**Brief:** Transcribe everything in the data word for word. Pictures are left out.

--- start of Listed records ---

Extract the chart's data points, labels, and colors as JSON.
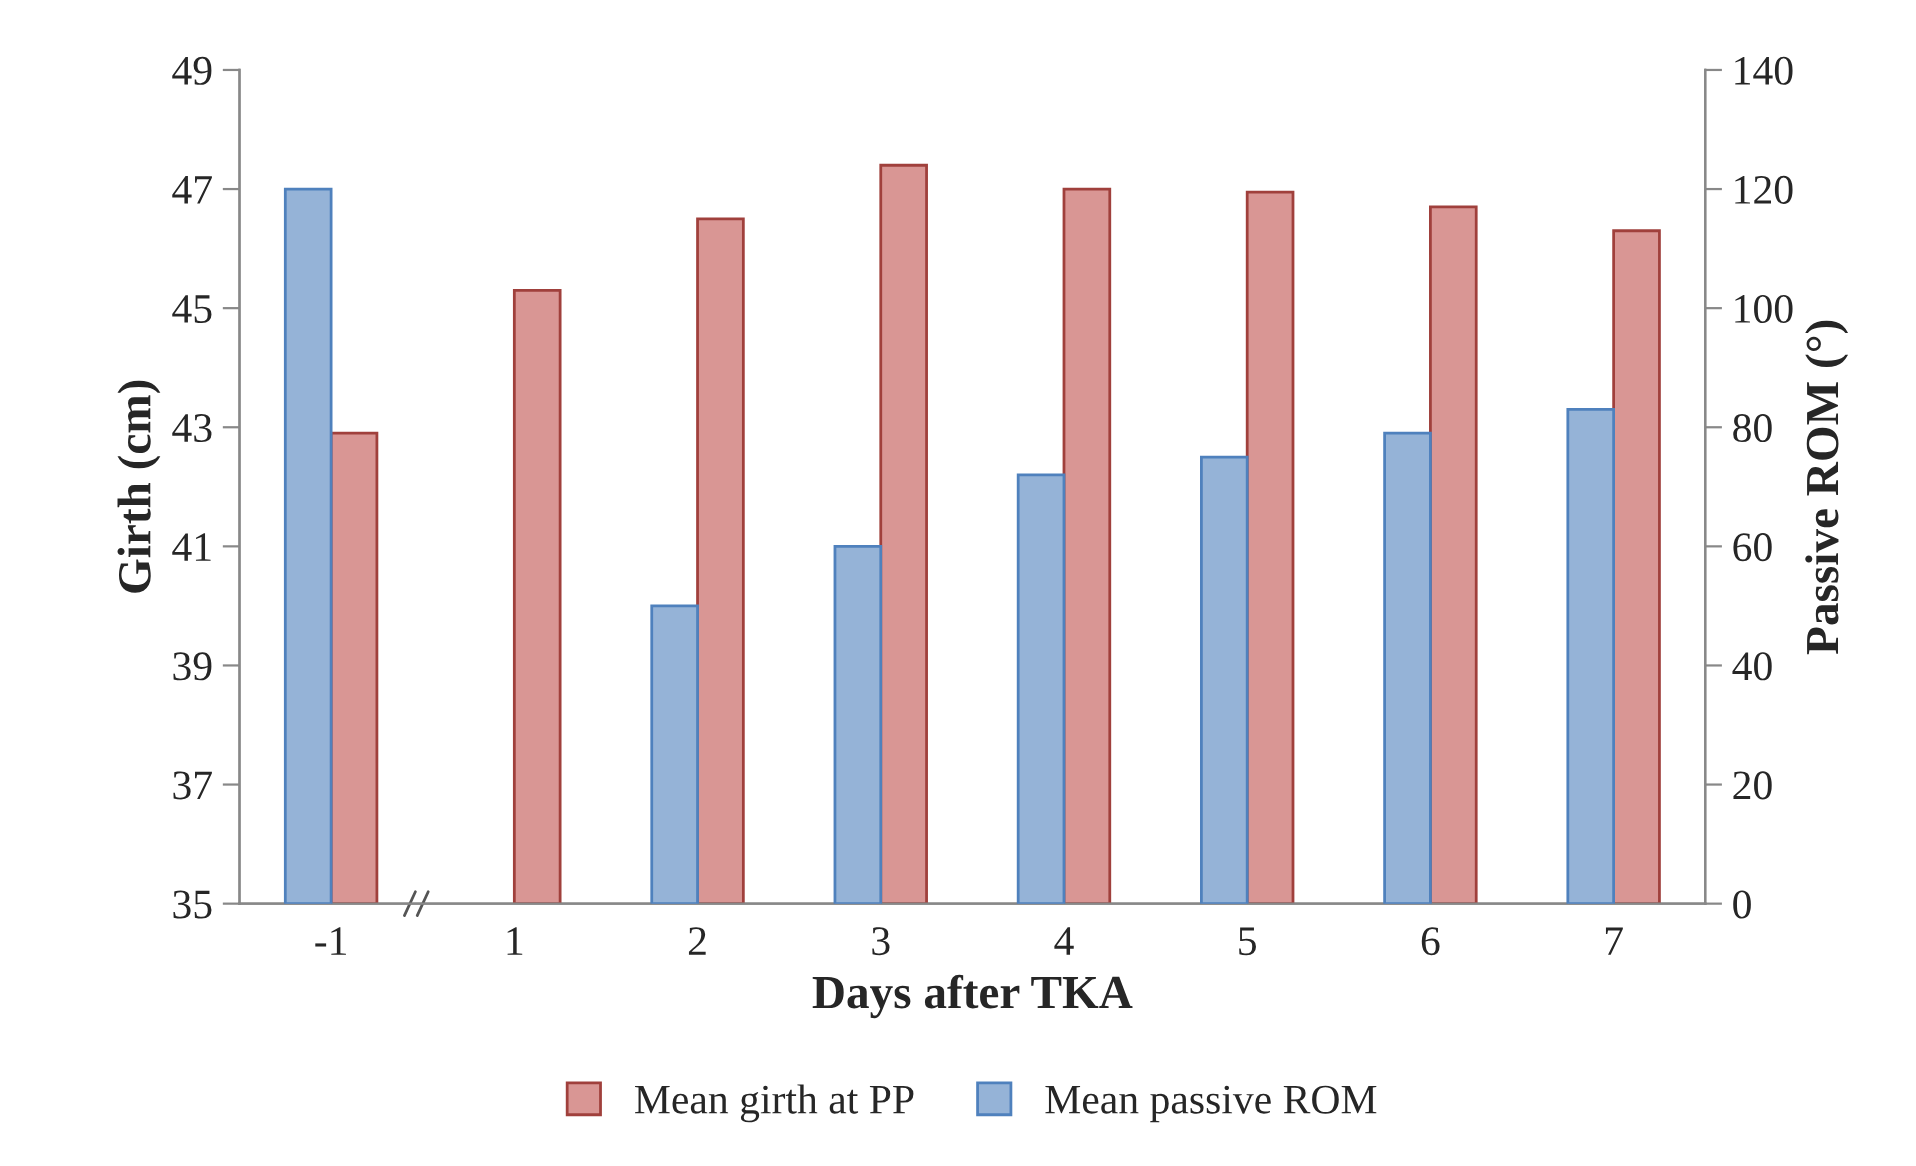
{
  "chart_data": {
    "type": "bar",
    "xlabel": "Days after TKA",
    "ylabel": "Girth (cm)",
    "y2label": "Passive ROM (°)",
    "categories": [
      "-1",
      "1",
      "2",
      "3",
      "4",
      "5",
      "6",
      "7"
    ],
    "series": [
      {
        "name": "Mean passive ROM",
        "color": "#95b3d7",
        "axis": "y2",
        "values": [
          120,
          null,
          50,
          60,
          72,
          75,
          79,
          83
        ]
      },
      {
        "name": "Mean girth at PP",
        "color": "#d99694",
        "axis": "y",
        "values": [
          42.9,
          45.3,
          46.5,
          47.4,
          47.0,
          46.95,
          46.7,
          46.3
        ]
      }
    ],
    "ylim": [
      35,
      49
    ],
    "yticks": [
      35,
      37,
      39,
      41,
      43,
      45,
      47,
      49
    ],
    "y2lim": [
      0,
      140
    ],
    "y2ticks": [
      0,
      20,
      40,
      60,
      80,
      100,
      120,
      140
    ],
    "grid": false,
    "legend": "bottom"
  }
}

--- end of Listed records ---

**Right answer:**
Extract the chart's data points, labels, and colors as JSON.
{
  "chart_data": {
    "type": "bar",
    "xlabel": "Days after TKA",
    "ylabel": "Girth (cm)",
    "y2label": "Passive ROM (°)",
    "categories": [
      "-1",
      "1",
      "2",
      "3",
      "4",
      "5",
      "6",
      "7"
    ],
    "series": [
      {
        "name": "Mean passive ROM",
        "color": "#95b3d7",
        "axis": "y2",
        "values": [
          120,
          null,
          50,
          60,
          72,
          75,
          79,
          83
        ]
      },
      {
        "name": "Mean girth at PP",
        "color": "#d99694",
        "axis": "y",
        "values": [
          42.9,
          45.3,
          46.5,
          47.4,
          47.0,
          46.95,
          46.7,
          46.3
        ]
      }
    ],
    "ylim": [
      35,
      49
    ],
    "yticks": [
      35,
      37,
      39,
      41,
      43,
      45,
      47,
      49
    ],
    "y2lim": [
      0,
      140
    ],
    "y2ticks": [
      0,
      20,
      40,
      60,
      80,
      100,
      120,
      140
    ],
    "grid": false,
    "legend": "bottom"
  }
}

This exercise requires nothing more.